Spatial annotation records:

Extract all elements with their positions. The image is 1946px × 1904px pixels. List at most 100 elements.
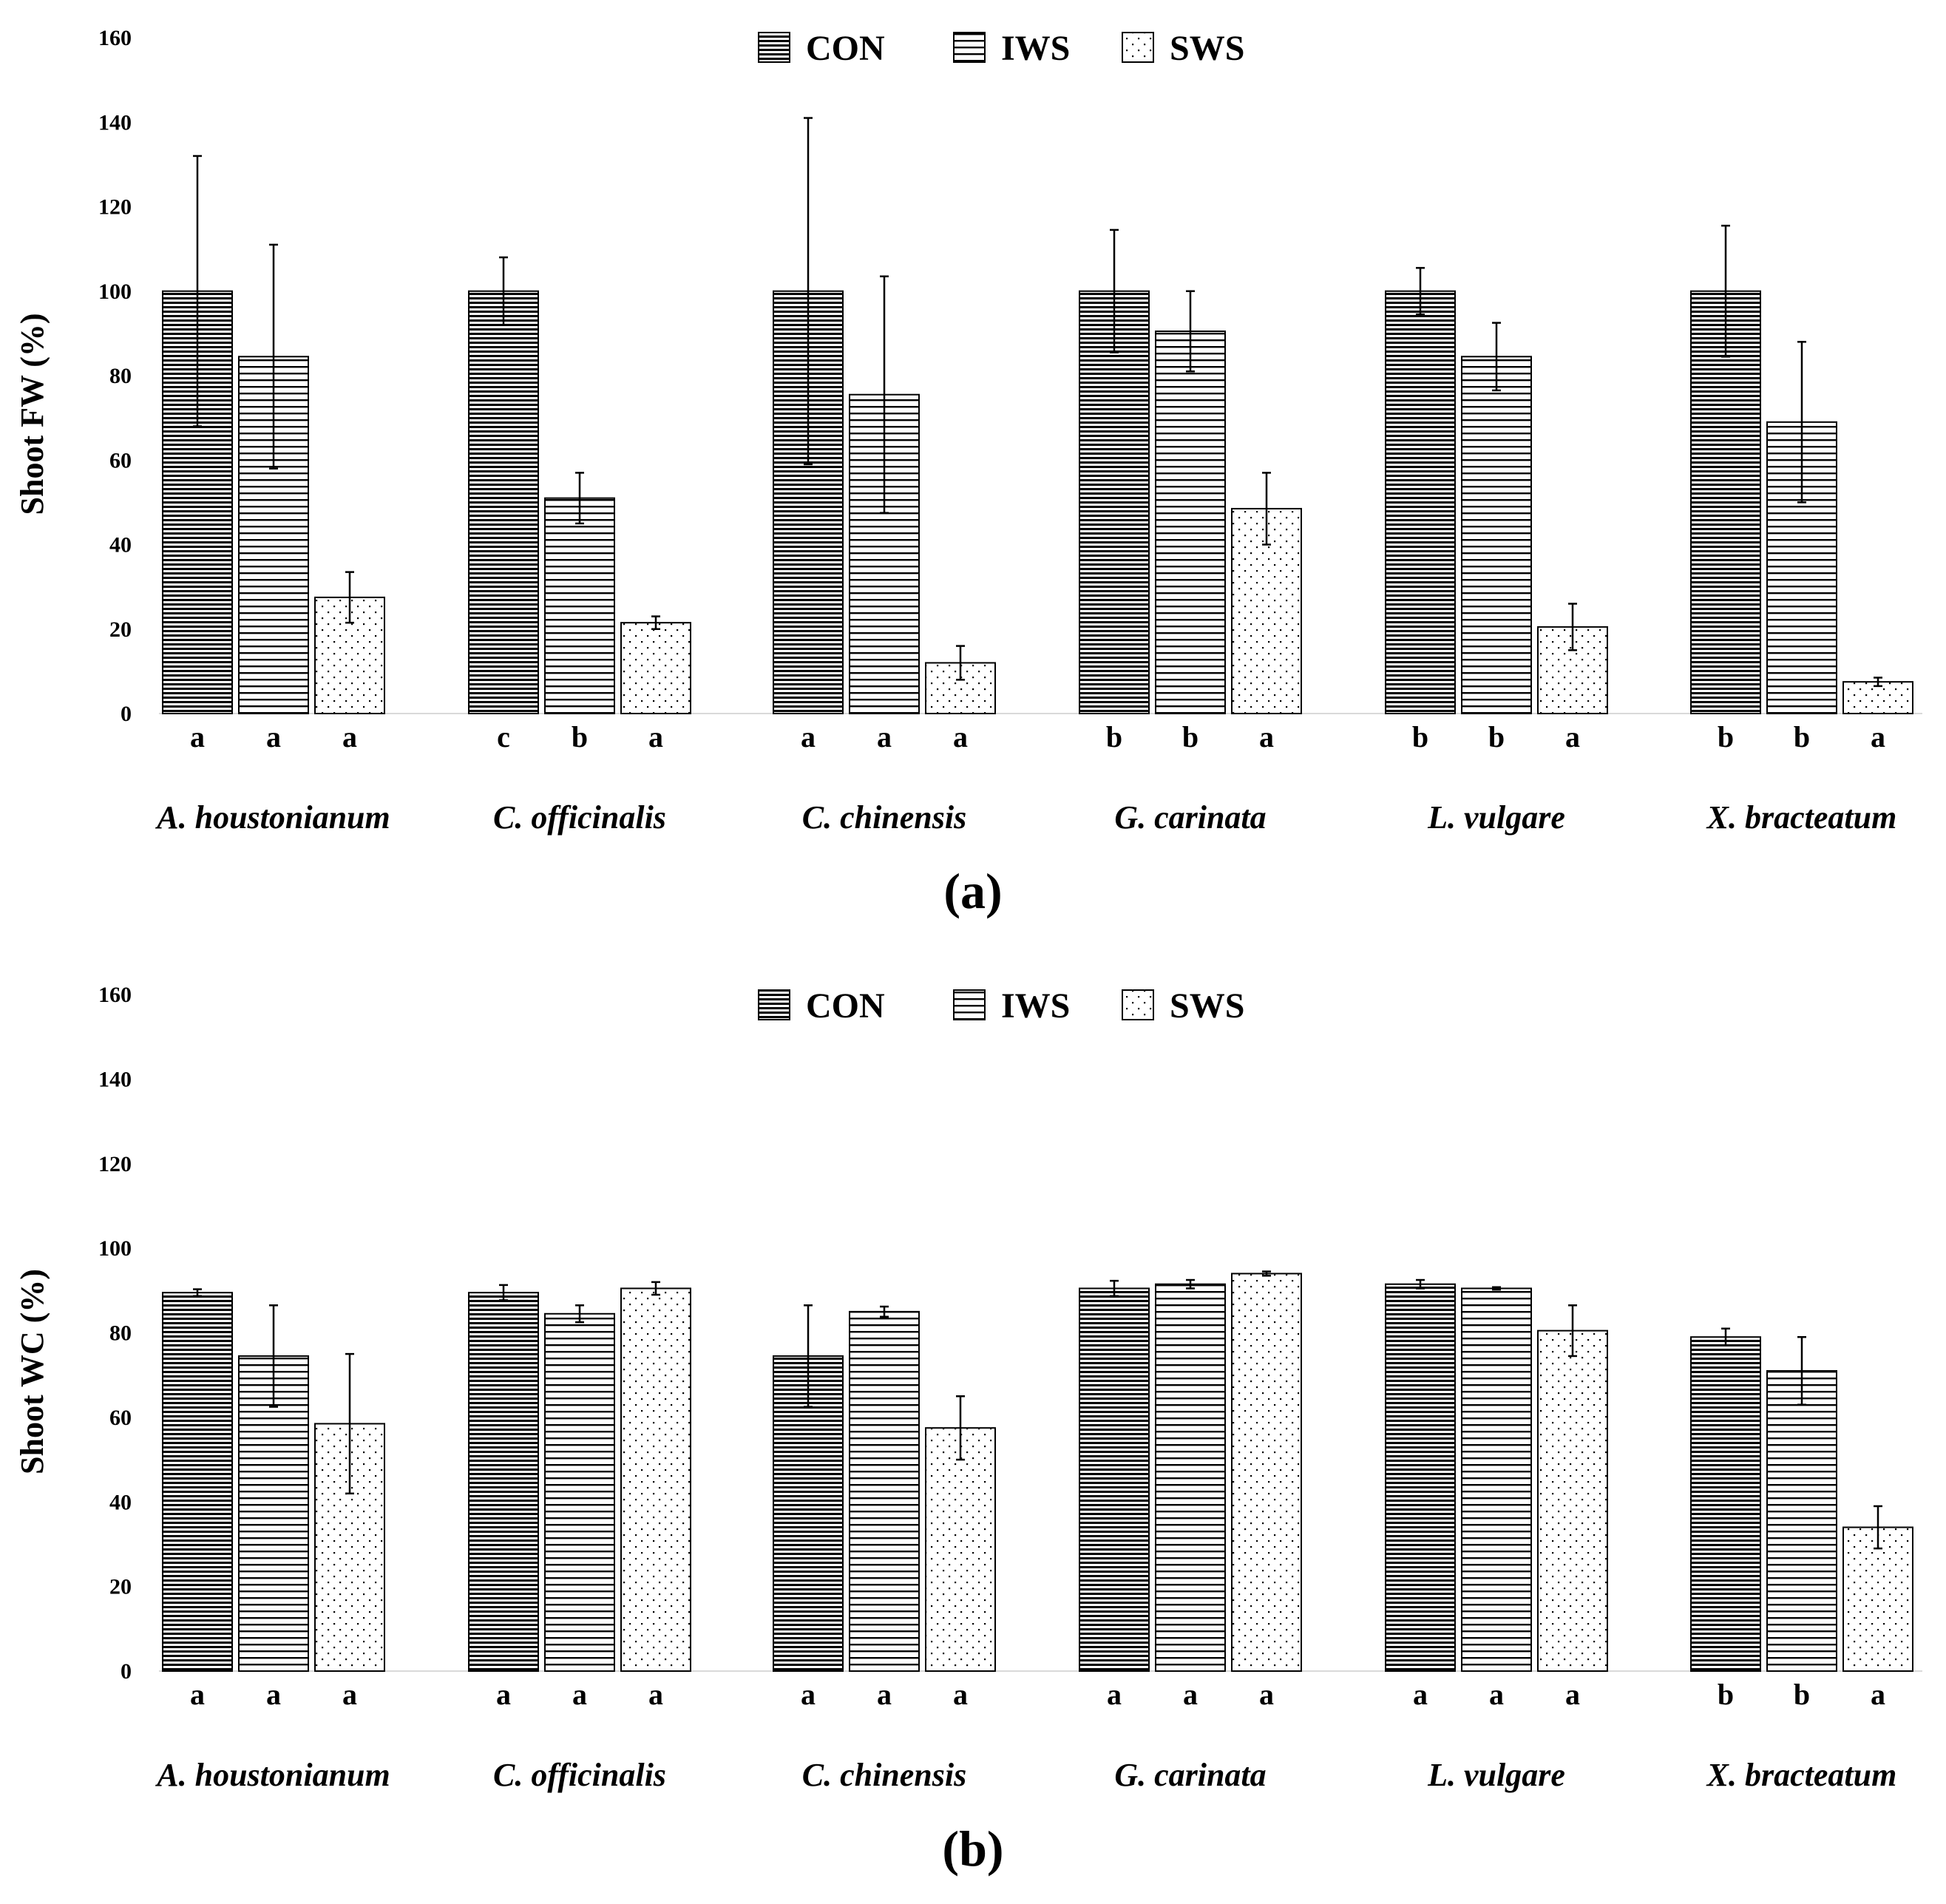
y-tick-label: 40 [109, 1490, 132, 1514]
significance-letter: a [190, 720, 205, 753]
bar-con [1079, 1287, 1150, 1672]
category-label: C. officinalis [493, 799, 666, 836]
bar-con [162, 1292, 233, 1672]
significance-letter: a [266, 720, 281, 753]
significance-letter: b [1412, 720, 1428, 753]
y-tick-label: 160 [98, 983, 132, 1007]
bar-con [468, 1292, 539, 1672]
panel-label-close: ) [986, 863, 1003, 919]
significance-letter: a [953, 720, 968, 753]
significance-letter: a [1871, 1678, 1885, 1711]
legend-label-iws: IWS [1001, 986, 1070, 1026]
significance-letter: b [1106, 720, 1122, 753]
bar-iws [238, 1355, 309, 1672]
chart-panel-a: 0 20 40 60 80 100 120 140 160 Shoot FW (%) a c a b b b a… [14, 26, 1922, 919]
category-label: A. houstonianum [155, 799, 390, 836]
legend-swatch-con [758, 32, 790, 63]
significance-letter: a [1871, 720, 1885, 753]
significance-letter: b [1794, 720, 1810, 753]
bar-sws [620, 622, 691, 715]
significance-letter: a [1565, 1678, 1580, 1711]
legend-label-con: CON [806, 29, 885, 68]
y-tick-label: 60 [109, 1406, 132, 1430]
category-label: C. chinensis [802, 799, 967, 836]
bar-con [1079, 290, 1150, 714]
bar-iws [1461, 356, 1532, 714]
bar-con [468, 290, 539, 714]
significance-letter: a [877, 720, 892, 753]
significance-letter: a [1489, 1678, 1504, 1711]
significance-letter: a [1565, 720, 1580, 753]
bar-sws [620, 1287, 691, 1672]
significance-letter: a [342, 1678, 357, 1711]
panel-label: (a) [943, 863, 1002, 919]
bar-iws [1766, 1369, 1837, 1672]
panel-label-close: ) [987, 1820, 1004, 1877]
significance-letter: c [497, 720, 510, 753]
significance-letter: a [953, 1678, 968, 1711]
bar-sws [1842, 1526, 1913, 1672]
legend: CON IWS SWS [758, 986, 1244, 1026]
significance-letter: a [1259, 720, 1274, 753]
y-axis-label: Shoot FW (%) [14, 314, 50, 515]
bar-iws [1461, 1287, 1532, 1672]
bar-iws [544, 1312, 615, 1672]
significance-letter: b [1718, 720, 1734, 753]
legend-label-sws: SWS [1170, 986, 1244, 1026]
significance-letter: a [190, 1678, 205, 1711]
significance-letter: a [1413, 1678, 1428, 1711]
significance-letter: a [1183, 1678, 1198, 1711]
significance-letter: a [572, 1678, 587, 1711]
category-label: L. vulgare [1427, 799, 1565, 836]
panel-label-open: ( [942, 1820, 959, 1877]
legend-swatch-sws [1122, 989, 1154, 1020]
legend-label-iws: IWS [1001, 29, 1070, 68]
bar-sws [1537, 1329, 1608, 1672]
significance-letter: a [1259, 1678, 1274, 1711]
y-tick-label: 0 [121, 1659, 132, 1684]
bar-con [1690, 1336, 1761, 1672]
bar-con [1385, 1283, 1456, 1672]
y-tick-label: 160 [98, 26, 132, 50]
y-axis-label: Shoot WC (%) [14, 1269, 50, 1474]
bar-con [1690, 290, 1761, 714]
panel-label: (b) [942, 1820, 1003, 1877]
significance-letter: b [1488, 720, 1505, 753]
significance-letter: a [877, 1678, 892, 1711]
significance-letter: a [1107, 1678, 1122, 1711]
panel-label-letter: a [960, 863, 986, 919]
category-label: A. houstonianum [155, 1757, 390, 1793]
y-tick-label: 0 [121, 702, 132, 726]
category-label: X. bracteatum [1706, 1757, 1897, 1793]
y-tick-label: 20 [109, 617, 132, 642]
category-label: C. officinalis [493, 1757, 666, 1793]
significance-letter: a [648, 1678, 663, 1711]
significance-letter: b [572, 720, 588, 753]
legend-swatch-sws [1122, 32, 1154, 63]
panel-label-open: ( [943, 863, 960, 919]
bar-con [1385, 290, 1456, 714]
y-tick-label: 20 [109, 1575, 132, 1599]
y-tick-label: 100 [98, 1236, 132, 1261]
y-tick-label: 80 [109, 364, 132, 388]
legend-label-con: CON [806, 986, 885, 1026]
significance-letter: a [496, 1678, 511, 1711]
bar-iws [1155, 331, 1226, 714]
bar-iws [544, 497, 615, 714]
panel-label-letter: b [959, 1820, 987, 1877]
significance-letter: a [801, 720, 816, 753]
significance-letter: a [801, 1678, 816, 1711]
bar-sws [925, 1427, 996, 1672]
legend-swatch-con [758, 989, 790, 1020]
legend: CON IWS SWS [758, 29, 1244, 68]
chart-panel-b: 0 20 40 60 80 100 120 140 160 Shoot WC (%) a a a a a b a… [14, 983, 1922, 1877]
y-tick-label: 120 [98, 195, 132, 220]
significance-letter: a [342, 720, 357, 753]
bar-sws [1231, 1273, 1302, 1672]
y-tick-label: 40 [109, 533, 132, 558]
y-tick-label: 140 [98, 1067, 132, 1091]
significance-letter: a [266, 1678, 281, 1711]
category-label: L. vulgare [1427, 1757, 1565, 1793]
y-tick-label: 120 [98, 1152, 132, 1176]
significance-letter: b [1794, 1678, 1810, 1711]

▶ Aim of the exercise:
Copy every line of the data above word for word, omitting the pictures.

▶ Written reply:
Extract all elements with their positions. The image is 1946px × 1904px pixels. List at most 100 elements.
y-tick-label: 40 [109, 1490, 132, 1514]
significance-letter: a [190, 720, 205, 753]
bar-con [1079, 1287, 1150, 1672]
category-label: C. officinalis [493, 799, 666, 836]
bar-con [162, 1292, 233, 1672]
significance-letter: a [266, 720, 281, 753]
significance-letter: b [1412, 720, 1428, 753]
y-tick-label: 160 [98, 983, 132, 1007]
bar-con [468, 1292, 539, 1672]
panel-label-close: ) [986, 863, 1003, 919]
significance-letter: a [953, 720, 968, 753]
significance-letter: a [1871, 1678, 1885, 1711]
legend-label-iws: IWS [1001, 986, 1070, 1026]
significance-letter: b [1106, 720, 1122, 753]
bar-iws [238, 1355, 309, 1672]
chart-panel-a: 0 20 40 60 80 100 120 140 160 Shoot FW (%) a c a b b b a… [14, 26, 1922, 919]
category-label: A. houstonianum [155, 799, 390, 836]
legend-swatch-con [758, 32, 790, 63]
significance-letter: a [1871, 720, 1885, 753]
significance-letter: b [1794, 720, 1810, 753]
bar-sws [620, 622, 691, 715]
significance-letter: a [1565, 1678, 1580, 1711]
legend-label-con: CON [806, 29, 885, 68]
y-tick-label: 60 [109, 1406, 132, 1430]
category-label: C. chinensis [802, 799, 967, 836]
bar-con [1079, 290, 1150, 714]
bar-iws [1461, 356, 1532, 714]
bar-con [468, 290, 539, 714]
significance-letter: a [877, 720, 892, 753]
significance-letter: a [1489, 1678, 1504, 1711]
significance-letter: a [1565, 720, 1580, 753]
bar-sws [620, 1287, 691, 1672]
significance-letter: a [342, 1678, 357, 1711]
panel-label: (a) [943, 863, 1002, 919]
bar-iws [1766, 1369, 1837, 1672]
panel-label-close: ) [987, 1820, 1004, 1877]
significance-letter: c [497, 720, 510, 753]
significance-letter: a [953, 1678, 968, 1711]
bar-sws [1842, 1526, 1913, 1672]
legend: CON IWS SWS [758, 986, 1244, 1026]
significance-letter: a [1259, 720, 1274, 753]
y-axis-label: Shoot FW (%) [14, 314, 50, 515]
bar-iws [1461, 1287, 1532, 1672]
bar-iws [544, 1312, 615, 1672]
significance-letter: b [1718, 720, 1734, 753]
legend-label-sws: SWS [1170, 986, 1244, 1026]
significance-letter: a [190, 1678, 205, 1711]
significance-letter: a [1413, 1678, 1428, 1711]
significance-letter: a [1183, 1678, 1198, 1711]
significance-letter: a [572, 1678, 587, 1711]
category-label: L. vulgare [1427, 799, 1565, 836]
panel-label-open: ( [942, 1820, 959, 1877]
legend-swatch-sws [1122, 989, 1154, 1020]
legend-label-iws: IWS [1001, 29, 1070, 68]
bar-sws [1537, 1329, 1608, 1672]
significance-letter: a [1259, 1678, 1274, 1711]
y-tick-label: 0 [121, 1659, 132, 1684]
bar-con [1690, 1336, 1761, 1672]
bar-con [1385, 1283, 1456, 1672]
y-tick-label: 160 [98, 26, 132, 50]
y-axis-label: Shoot WC (%) [14, 1269, 50, 1474]
bar-con [1690, 290, 1761, 714]
panel-label: (b) [942, 1820, 1003, 1877]
significance-letter: b [1488, 720, 1505, 753]
significance-letter: a [877, 1678, 892, 1711]
significance-letter: a [1107, 1678, 1122, 1711]
panel-label-letter: a [960, 863, 986, 919]
category-label: A. houstonianum [155, 1757, 390, 1793]
y-tick-label: 0 [121, 702, 132, 726]
category-label: X. bracteatum [1706, 1757, 1897, 1793]
y-tick-label: 20 [109, 617, 132, 642]
category-label: C. officinalis [493, 1757, 666, 1793]
significance-letter: a [648, 1678, 663, 1711]
significance-letter: b [572, 720, 588, 753]
legend-swatch-sws [1122, 32, 1154, 63]
panel-label-open: ( [943, 863, 960, 919]
bar-con [1385, 290, 1456, 714]
y-tick-label: 20 [109, 1575, 132, 1599]
y-tick-label: 100 [98, 1236, 132, 1261]
y-tick-label: 80 [109, 364, 132, 388]
legend-label-con: CON [806, 986, 885, 1026]
significance-letter: a [496, 1678, 511, 1711]
bar-iws [1155, 331, 1226, 714]
bar-iws [544, 497, 615, 714]
panel-label-letter: b [959, 1820, 987, 1877]
significance-letter: a [801, 720, 816, 753]
significance-letter: a [801, 1678, 816, 1711]
bar-sws [925, 1427, 996, 1672]
legend-swatch-con [758, 989, 790, 1020]
legend: CON IWS SWS [758, 29, 1244, 68]
chart-panel-b: 0 20 40 60 80 100 120 140 160 Shoot WC (%) a a a a a b a… [14, 983, 1922, 1877]
y-tick-label: 120 [98, 195, 132, 220]
significance-letter: a [342, 720, 357, 753]
bar-sws [1231, 1273, 1302, 1672]
y-tick-label: 40 [109, 533, 132, 558]
y-tick-label: 140 [98, 1067, 132, 1091]
significance-letter: a [266, 1678, 281, 1711]
category-label: L. vulgare [1427, 1757, 1565, 1793]
y-tick-label: 120 [98, 1152, 132, 1176]
significance-letter: b [1794, 1678, 1810, 1711]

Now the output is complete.